Do this → Will you give the material below again, every line exactly as it is?
** START OF Task data **
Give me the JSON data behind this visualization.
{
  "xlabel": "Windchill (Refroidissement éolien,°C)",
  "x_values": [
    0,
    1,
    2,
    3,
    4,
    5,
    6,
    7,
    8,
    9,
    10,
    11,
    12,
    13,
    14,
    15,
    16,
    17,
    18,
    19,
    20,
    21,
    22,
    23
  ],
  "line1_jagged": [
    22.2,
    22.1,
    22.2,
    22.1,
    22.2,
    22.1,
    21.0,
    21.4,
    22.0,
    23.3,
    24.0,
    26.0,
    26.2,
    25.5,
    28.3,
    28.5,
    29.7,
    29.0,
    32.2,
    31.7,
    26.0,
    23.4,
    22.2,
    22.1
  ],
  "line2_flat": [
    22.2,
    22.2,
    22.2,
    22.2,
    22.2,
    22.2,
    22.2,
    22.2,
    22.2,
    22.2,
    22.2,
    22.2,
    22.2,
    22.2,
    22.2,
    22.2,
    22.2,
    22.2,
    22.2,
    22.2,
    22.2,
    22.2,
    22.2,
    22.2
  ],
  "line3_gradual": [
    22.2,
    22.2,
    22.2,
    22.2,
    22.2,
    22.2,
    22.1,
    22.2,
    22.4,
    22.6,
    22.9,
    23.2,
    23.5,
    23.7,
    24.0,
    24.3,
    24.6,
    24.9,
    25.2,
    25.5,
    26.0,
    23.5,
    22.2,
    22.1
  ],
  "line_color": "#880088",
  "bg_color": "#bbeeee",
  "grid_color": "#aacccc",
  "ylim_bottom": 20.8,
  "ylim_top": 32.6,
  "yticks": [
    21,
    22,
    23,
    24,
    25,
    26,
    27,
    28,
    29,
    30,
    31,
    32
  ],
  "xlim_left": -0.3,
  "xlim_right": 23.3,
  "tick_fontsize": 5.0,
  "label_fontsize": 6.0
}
** END OF Task data **
Response to this task →
Give me the JSON data behind this visualization.
{
  "xlabel": "Windchill (Refroidissement éolien,°C)",
  "x_values": [
    0,
    1,
    2,
    3,
    4,
    5,
    6,
    7,
    8,
    9,
    10,
    11,
    12,
    13,
    14,
    15,
    16,
    17,
    18,
    19,
    20,
    21,
    22,
    23
  ],
  "line1_jagged": [
    22.2,
    22.1,
    22.2,
    22.1,
    22.2,
    22.1,
    21.0,
    21.4,
    22.0,
    23.3,
    24.0,
    26.0,
    26.2,
    25.5,
    28.3,
    28.5,
    29.7,
    29.0,
    32.2,
    31.7,
    26.0,
    23.4,
    22.2,
    22.1
  ],
  "line2_flat": [
    22.2,
    22.2,
    22.2,
    22.2,
    22.2,
    22.2,
    22.2,
    22.2,
    22.2,
    22.2,
    22.2,
    22.2,
    22.2,
    22.2,
    22.2,
    22.2,
    22.2,
    22.2,
    22.2,
    22.2,
    22.2,
    22.2,
    22.2,
    22.2
  ],
  "line3_gradual": [
    22.2,
    22.2,
    22.2,
    22.2,
    22.2,
    22.2,
    22.1,
    22.2,
    22.4,
    22.6,
    22.9,
    23.2,
    23.5,
    23.7,
    24.0,
    24.3,
    24.6,
    24.9,
    25.2,
    25.5,
    26.0,
    23.5,
    22.2,
    22.1
  ],
  "line_color": "#880088",
  "bg_color": "#bbeeee",
  "grid_color": "#aacccc",
  "ylim_bottom": 20.8,
  "ylim_top": 32.6,
  "yticks": [
    21,
    22,
    23,
    24,
    25,
    26,
    27,
    28,
    29,
    30,
    31,
    32
  ],
  "xlim_left": -0.3,
  "xlim_right": 23.3,
  "tick_fontsize": 5.0,
  "label_fontsize": 6.0
}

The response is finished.